Starting with the line that contains "OCR this image.", reproduce each line through the end of the entries exactly as written.
************
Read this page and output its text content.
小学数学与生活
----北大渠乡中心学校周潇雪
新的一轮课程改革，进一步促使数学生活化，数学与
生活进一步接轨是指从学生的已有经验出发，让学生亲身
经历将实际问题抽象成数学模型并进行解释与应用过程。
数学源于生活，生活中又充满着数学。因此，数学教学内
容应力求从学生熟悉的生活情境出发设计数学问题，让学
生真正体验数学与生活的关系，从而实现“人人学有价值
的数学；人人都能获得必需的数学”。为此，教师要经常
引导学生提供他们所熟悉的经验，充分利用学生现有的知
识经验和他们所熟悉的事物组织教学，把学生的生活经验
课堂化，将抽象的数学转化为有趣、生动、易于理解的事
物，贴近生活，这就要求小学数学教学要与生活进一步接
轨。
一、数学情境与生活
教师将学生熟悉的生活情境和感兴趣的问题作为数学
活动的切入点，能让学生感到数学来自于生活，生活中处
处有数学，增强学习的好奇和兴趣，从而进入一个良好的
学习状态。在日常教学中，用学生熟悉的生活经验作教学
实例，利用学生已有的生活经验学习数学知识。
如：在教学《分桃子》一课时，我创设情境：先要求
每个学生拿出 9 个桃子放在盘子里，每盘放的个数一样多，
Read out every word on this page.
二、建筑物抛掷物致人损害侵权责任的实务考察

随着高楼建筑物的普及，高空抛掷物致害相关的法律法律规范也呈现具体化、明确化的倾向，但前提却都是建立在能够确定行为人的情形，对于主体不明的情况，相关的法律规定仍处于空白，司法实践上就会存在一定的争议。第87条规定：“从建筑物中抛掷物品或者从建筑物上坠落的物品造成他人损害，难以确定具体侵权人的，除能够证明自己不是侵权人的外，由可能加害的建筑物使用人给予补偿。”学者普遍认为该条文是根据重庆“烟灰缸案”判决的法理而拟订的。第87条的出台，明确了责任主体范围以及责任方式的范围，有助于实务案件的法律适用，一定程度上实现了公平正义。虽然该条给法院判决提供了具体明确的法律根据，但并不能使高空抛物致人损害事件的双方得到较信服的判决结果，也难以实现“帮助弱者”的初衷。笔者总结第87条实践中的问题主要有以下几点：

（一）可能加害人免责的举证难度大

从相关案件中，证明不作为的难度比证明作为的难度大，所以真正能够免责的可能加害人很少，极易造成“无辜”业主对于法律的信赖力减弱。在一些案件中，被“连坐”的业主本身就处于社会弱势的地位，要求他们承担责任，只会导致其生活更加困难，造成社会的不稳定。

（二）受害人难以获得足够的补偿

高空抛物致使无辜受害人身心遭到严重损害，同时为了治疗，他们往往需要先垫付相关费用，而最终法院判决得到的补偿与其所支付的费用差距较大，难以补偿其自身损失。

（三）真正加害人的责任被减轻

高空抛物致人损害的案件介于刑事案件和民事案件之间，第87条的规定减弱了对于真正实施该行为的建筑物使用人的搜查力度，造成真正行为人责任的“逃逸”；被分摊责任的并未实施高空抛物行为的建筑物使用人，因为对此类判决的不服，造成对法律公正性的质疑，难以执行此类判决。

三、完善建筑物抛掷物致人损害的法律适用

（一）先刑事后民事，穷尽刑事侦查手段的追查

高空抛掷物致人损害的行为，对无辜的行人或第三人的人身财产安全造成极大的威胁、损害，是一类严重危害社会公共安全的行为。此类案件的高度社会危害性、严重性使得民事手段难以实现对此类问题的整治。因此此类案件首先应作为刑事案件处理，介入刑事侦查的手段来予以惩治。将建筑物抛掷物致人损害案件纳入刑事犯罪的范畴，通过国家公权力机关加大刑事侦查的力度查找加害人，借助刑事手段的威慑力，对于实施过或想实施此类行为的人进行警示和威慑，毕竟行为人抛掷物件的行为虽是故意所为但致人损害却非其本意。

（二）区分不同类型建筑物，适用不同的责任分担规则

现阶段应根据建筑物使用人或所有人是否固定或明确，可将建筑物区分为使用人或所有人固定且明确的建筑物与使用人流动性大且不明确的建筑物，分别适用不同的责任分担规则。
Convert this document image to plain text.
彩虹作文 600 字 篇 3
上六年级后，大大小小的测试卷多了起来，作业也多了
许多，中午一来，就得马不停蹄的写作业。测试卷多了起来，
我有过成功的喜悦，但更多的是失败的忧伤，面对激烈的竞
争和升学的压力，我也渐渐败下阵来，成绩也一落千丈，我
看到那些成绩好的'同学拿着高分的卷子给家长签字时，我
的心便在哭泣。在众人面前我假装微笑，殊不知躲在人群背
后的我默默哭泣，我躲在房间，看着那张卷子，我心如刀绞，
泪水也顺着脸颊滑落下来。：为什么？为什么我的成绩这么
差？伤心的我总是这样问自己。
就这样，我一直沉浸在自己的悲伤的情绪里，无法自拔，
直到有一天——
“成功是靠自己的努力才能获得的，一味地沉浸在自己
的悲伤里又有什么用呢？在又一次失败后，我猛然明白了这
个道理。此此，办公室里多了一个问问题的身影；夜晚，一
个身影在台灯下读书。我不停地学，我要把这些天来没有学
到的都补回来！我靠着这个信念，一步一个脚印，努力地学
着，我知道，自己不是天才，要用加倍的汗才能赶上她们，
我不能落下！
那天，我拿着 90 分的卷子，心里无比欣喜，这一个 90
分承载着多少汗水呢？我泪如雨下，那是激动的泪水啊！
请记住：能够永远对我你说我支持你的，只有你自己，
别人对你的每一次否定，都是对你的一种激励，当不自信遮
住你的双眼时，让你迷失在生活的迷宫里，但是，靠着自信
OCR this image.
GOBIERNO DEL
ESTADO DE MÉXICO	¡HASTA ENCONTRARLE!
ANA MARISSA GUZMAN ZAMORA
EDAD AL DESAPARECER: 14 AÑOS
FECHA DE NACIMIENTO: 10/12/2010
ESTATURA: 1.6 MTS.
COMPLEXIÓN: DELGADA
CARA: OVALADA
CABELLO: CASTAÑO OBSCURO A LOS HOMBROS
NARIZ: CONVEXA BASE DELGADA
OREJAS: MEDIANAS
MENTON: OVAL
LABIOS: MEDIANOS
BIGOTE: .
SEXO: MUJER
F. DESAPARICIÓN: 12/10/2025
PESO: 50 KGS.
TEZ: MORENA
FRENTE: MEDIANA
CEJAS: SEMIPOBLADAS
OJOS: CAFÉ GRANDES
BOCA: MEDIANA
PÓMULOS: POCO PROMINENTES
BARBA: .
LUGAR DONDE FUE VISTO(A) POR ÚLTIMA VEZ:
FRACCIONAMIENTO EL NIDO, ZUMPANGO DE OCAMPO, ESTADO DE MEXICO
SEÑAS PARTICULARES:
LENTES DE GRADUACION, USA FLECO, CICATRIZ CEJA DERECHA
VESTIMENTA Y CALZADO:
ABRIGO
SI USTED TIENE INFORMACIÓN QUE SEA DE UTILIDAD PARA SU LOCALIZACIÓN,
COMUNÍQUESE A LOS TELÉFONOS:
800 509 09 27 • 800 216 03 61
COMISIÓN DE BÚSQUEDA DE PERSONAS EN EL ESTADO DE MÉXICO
************
| Task response |
OCR this image.
GOBIERNO DEL
ESTADO DE MÉXICO	¡HASTA ENCONTRARLE!
ANA MARISSA GUZMAN ZAMORA
EDAD AL DESAPARECER: 14 AÑOS
FECHA DE NACIMIENTO: 10/12/2010
ESTATURA: 1.6 MTS.
COMPLEXIÓN: DELGADA
CARA: OVALADA
CABELLO: CASTAÑO OBSCURO A LOS HOMBROS
NARIZ: CONVEXA BASE DELGADA
OREJAS: MEDIANAS
MENTON: OVAL
LABIOS: MEDIANOS
BIGOTE: .
SEXO: MUJER
F. DESAPARICIÓN: 12/10/2025
PESO: 50 KGS.
TEZ: MORENA
FRENTE: MEDIANA
CEJAS: SEMIPOBLADAS
OJOS: CAFÉ GRANDES
BOCA: MEDIANA
PÓMULOS: POCO PROMINENTES
BARBA: .
LUGAR DONDE FUE VISTO(A) POR ÚLTIMA VEZ:
FRACCIONAMIENTO EL NIDO, ZUMPANGO DE OCAMPO, ESTADO DE MEXICO
SEÑAS PARTICULARES:
LENTES DE GRADUACION, USA FLECO, CICATRIZ CEJA DERECHA
VESTIMENTA Y CALZADO:
ABRIGO
SI USTED TIENE INFORMACIÓN QUE SEA DE UTILIDAD PARA SU LOCALIZACIÓN,
COMUNÍQUESE A LOS TELÉFONOS:
800 509 09 27 • 800 216 03 61
COMISIÓN DE BÚSQUEDA DE PERSONAS EN EL ESTADO DE MÉXICO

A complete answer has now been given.